_Required work_
Only the number is wanted: count the lines in the data with "page" in them.
-- begin Data for this exercise --
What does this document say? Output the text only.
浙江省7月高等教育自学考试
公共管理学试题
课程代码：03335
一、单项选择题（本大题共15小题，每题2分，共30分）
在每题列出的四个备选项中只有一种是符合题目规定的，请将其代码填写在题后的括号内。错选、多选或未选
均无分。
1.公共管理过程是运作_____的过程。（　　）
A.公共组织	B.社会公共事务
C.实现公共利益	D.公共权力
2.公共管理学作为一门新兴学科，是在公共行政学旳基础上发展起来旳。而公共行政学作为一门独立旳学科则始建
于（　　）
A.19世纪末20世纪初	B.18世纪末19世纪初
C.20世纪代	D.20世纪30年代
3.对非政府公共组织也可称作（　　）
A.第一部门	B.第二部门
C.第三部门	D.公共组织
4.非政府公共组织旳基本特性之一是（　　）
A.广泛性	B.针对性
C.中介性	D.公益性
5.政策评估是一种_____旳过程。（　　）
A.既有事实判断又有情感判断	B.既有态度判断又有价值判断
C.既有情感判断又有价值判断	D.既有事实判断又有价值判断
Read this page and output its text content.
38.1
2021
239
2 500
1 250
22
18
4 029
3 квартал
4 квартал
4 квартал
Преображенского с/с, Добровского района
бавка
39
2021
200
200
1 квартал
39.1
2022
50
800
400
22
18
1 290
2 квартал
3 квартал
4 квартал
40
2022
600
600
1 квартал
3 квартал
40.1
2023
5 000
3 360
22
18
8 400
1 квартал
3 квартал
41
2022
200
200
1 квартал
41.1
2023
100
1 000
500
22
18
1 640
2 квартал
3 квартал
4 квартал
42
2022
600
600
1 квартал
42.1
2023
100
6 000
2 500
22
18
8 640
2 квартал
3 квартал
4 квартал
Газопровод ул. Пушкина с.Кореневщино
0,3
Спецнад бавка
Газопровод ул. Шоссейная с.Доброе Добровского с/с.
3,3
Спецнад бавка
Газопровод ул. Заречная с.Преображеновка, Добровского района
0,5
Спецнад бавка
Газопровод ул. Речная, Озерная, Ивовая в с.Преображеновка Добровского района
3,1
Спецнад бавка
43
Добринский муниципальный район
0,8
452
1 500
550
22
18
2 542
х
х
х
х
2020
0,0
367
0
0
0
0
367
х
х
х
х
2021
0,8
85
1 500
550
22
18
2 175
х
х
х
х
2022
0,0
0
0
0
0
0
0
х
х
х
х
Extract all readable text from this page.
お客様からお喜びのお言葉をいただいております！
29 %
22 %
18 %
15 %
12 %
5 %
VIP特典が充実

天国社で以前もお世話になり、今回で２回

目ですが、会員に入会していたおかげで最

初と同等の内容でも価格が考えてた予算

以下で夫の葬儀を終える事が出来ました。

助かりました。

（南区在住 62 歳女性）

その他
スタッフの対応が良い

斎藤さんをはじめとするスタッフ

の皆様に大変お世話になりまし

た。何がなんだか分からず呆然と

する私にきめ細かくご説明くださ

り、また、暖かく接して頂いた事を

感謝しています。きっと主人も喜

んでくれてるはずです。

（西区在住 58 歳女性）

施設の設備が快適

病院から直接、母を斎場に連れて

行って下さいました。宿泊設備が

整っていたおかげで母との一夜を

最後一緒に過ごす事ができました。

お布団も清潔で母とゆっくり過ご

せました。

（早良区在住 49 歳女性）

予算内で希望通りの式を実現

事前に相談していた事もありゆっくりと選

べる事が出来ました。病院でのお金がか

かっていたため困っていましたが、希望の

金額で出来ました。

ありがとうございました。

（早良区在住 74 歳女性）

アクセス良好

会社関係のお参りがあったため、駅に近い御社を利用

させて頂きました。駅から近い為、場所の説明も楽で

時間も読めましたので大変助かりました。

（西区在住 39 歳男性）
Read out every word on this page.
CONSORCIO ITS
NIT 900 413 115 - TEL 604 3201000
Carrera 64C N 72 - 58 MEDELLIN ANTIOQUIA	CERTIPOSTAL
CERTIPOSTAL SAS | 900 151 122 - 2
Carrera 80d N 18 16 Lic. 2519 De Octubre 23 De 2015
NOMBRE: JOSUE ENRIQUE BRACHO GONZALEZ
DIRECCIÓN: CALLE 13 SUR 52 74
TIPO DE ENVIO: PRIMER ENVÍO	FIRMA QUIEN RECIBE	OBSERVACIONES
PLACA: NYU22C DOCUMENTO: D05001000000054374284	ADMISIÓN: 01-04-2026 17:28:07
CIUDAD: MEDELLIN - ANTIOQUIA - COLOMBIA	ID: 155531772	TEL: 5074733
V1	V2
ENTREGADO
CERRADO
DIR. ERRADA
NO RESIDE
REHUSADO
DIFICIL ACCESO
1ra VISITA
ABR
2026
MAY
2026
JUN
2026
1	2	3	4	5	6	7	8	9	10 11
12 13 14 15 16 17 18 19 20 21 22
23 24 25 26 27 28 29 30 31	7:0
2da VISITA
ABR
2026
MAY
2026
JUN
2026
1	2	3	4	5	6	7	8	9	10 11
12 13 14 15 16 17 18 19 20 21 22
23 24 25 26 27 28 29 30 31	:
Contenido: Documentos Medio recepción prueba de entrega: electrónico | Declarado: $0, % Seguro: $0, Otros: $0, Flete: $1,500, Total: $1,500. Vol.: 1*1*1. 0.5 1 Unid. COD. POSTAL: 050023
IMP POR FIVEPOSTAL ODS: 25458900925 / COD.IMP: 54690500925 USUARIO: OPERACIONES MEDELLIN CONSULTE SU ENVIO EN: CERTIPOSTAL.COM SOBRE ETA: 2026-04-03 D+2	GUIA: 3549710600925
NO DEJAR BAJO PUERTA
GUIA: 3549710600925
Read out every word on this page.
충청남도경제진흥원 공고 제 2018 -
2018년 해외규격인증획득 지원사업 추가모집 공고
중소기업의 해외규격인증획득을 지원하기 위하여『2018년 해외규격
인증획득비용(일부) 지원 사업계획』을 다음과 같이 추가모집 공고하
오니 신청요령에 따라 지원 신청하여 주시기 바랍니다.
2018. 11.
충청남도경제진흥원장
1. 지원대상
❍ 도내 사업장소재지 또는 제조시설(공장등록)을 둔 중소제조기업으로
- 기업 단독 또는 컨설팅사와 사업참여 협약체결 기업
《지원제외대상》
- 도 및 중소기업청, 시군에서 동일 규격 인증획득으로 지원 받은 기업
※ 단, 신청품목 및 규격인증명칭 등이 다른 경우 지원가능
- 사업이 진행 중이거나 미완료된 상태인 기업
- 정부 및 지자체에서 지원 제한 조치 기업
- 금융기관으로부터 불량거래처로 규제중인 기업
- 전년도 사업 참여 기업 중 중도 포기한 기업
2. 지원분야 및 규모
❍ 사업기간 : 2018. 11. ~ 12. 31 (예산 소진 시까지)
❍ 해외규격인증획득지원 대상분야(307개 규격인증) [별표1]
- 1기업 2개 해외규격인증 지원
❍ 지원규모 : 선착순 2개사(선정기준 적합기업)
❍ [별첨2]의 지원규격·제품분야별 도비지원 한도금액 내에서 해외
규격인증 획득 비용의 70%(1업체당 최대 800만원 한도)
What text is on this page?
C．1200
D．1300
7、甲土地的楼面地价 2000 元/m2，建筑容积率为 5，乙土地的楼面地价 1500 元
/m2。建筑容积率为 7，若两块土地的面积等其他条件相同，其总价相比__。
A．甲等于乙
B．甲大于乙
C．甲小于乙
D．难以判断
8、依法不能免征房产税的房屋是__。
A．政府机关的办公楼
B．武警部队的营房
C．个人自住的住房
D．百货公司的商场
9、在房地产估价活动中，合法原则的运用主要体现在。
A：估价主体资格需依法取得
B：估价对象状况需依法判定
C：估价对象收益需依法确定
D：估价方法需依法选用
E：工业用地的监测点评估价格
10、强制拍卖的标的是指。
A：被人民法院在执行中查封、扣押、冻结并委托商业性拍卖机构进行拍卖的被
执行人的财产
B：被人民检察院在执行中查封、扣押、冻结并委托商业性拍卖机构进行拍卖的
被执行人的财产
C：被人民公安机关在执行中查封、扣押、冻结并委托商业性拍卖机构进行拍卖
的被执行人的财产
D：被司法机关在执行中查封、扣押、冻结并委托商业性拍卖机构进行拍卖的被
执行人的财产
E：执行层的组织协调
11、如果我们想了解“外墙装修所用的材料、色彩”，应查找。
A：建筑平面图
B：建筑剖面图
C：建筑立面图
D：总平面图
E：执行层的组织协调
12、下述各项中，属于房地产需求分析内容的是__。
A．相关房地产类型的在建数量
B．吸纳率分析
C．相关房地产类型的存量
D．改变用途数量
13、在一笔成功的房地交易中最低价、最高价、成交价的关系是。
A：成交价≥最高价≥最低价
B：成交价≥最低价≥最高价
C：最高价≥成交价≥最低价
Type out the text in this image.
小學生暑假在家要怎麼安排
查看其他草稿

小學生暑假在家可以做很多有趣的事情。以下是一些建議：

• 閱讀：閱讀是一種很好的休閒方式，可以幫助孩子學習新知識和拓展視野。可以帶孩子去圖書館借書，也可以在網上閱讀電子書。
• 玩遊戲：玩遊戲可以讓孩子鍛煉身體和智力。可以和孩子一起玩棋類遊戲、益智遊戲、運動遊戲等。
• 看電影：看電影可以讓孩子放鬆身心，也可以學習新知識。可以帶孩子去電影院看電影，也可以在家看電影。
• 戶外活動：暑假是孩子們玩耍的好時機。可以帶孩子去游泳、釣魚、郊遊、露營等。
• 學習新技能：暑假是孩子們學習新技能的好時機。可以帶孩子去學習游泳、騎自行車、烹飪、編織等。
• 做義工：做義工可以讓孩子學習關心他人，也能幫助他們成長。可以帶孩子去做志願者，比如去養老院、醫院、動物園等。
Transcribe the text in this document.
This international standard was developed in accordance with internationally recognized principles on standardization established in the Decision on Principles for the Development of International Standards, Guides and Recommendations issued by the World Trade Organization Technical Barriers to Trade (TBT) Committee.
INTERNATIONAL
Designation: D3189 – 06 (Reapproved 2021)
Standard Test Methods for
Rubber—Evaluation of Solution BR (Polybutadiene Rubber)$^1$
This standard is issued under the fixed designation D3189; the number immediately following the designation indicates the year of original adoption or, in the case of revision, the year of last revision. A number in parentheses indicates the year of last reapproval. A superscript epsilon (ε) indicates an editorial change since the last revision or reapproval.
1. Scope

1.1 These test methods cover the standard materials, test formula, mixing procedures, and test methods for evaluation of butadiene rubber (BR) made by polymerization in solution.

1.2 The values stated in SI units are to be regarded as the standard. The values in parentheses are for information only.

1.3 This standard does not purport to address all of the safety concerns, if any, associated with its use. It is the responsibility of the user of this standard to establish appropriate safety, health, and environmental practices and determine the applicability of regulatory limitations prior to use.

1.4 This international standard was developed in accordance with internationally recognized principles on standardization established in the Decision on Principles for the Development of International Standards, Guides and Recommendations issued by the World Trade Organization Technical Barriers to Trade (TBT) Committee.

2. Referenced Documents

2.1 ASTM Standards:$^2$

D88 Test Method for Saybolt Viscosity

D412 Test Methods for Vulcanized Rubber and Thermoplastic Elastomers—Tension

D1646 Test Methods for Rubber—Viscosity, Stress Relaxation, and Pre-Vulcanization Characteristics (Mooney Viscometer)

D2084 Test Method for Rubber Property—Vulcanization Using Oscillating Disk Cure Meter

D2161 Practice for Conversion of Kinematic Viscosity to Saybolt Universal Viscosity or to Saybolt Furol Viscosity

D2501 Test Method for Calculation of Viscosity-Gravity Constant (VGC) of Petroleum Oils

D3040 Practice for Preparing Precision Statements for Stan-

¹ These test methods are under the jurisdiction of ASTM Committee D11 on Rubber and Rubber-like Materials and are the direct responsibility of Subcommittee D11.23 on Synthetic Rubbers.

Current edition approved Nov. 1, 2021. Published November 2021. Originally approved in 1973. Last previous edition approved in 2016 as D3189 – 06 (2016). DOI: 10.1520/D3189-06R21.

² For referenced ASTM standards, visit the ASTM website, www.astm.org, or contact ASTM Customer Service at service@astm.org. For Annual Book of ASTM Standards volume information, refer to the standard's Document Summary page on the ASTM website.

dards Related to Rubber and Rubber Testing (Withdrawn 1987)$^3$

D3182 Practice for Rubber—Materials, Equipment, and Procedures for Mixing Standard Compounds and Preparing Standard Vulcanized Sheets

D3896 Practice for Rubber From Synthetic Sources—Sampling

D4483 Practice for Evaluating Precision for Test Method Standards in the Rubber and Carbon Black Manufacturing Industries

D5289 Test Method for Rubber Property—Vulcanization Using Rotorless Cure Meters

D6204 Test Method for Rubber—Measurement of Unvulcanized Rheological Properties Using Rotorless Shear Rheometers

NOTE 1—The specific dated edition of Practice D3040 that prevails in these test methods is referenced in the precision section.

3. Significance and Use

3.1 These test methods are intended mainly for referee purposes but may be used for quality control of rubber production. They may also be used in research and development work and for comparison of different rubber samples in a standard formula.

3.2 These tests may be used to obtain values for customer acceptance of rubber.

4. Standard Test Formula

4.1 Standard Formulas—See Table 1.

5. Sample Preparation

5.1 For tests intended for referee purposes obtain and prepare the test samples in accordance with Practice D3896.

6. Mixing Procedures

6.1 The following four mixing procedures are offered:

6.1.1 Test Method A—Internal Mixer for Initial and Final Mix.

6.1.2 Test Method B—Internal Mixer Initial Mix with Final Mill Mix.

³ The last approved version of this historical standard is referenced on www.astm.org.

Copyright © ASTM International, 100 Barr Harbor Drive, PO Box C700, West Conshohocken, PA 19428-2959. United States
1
-- end Data for this exercise --
_Output for this exercise_
6